Identify the lines that contain the word "slightly" and copy each one.

-- Start Input for this task --

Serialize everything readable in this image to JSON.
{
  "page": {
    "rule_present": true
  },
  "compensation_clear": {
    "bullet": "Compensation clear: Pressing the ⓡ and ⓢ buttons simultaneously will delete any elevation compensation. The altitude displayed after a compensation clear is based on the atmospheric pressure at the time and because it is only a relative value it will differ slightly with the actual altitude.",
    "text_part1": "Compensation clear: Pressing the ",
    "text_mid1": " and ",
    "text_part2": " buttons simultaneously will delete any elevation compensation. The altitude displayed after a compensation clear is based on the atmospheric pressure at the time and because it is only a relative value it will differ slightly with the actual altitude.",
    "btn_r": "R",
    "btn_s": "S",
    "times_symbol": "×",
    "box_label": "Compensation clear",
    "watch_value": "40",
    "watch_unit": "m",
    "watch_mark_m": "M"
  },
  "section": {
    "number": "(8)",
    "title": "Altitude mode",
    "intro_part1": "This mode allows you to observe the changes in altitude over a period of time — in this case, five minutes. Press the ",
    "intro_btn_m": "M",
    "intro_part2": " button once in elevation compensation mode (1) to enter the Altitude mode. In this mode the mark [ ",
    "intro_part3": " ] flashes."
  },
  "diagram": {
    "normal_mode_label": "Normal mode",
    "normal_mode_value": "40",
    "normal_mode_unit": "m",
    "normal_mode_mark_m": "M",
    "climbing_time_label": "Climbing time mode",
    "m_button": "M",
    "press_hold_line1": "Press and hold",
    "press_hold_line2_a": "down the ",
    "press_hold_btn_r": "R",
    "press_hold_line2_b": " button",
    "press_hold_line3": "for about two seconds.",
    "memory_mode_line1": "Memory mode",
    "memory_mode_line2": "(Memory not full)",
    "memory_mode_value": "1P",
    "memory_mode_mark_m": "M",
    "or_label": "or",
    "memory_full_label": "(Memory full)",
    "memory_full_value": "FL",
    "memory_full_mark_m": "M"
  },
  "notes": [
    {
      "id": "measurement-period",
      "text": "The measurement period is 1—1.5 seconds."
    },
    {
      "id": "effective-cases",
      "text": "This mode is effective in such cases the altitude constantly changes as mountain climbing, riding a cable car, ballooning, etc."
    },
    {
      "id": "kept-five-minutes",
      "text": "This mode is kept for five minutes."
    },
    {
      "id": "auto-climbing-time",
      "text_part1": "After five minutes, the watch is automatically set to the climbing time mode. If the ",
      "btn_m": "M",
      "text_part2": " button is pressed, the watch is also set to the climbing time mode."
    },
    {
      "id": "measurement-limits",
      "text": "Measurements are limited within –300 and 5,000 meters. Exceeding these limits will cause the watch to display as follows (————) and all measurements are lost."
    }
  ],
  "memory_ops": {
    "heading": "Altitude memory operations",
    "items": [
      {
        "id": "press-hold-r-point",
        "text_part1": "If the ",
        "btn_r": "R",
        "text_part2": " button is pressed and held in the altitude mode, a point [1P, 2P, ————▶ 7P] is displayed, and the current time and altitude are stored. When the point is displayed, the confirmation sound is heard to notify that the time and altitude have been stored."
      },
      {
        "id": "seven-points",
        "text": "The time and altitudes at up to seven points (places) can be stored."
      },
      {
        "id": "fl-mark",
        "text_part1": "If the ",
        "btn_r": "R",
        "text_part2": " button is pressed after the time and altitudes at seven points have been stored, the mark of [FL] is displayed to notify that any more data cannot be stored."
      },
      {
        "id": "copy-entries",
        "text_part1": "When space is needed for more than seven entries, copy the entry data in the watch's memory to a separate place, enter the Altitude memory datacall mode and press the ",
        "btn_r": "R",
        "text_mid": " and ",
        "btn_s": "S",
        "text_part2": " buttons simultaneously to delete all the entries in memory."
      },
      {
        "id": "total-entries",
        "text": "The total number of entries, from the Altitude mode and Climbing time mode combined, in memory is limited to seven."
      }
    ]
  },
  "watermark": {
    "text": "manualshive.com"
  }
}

-- End Input for this task --

● **Solution to the problem**
    "bullet": "Compensation clear: Pressing the ⓡ and ⓢ buttons simultaneously will delete any elevation compensation. The altitude displayed after a compensation clear is based on the atmospheric pressure at the time and because it is only a relative value it will differ slightly with the actual altitude.",
    "text_part2": " buttons simultaneously will delete any elevation compensation. The altitude displayed after a compensation clear is based on the atmospheric pressure at the time and because it is only a relative value it will differ slightly with the actual altitude.",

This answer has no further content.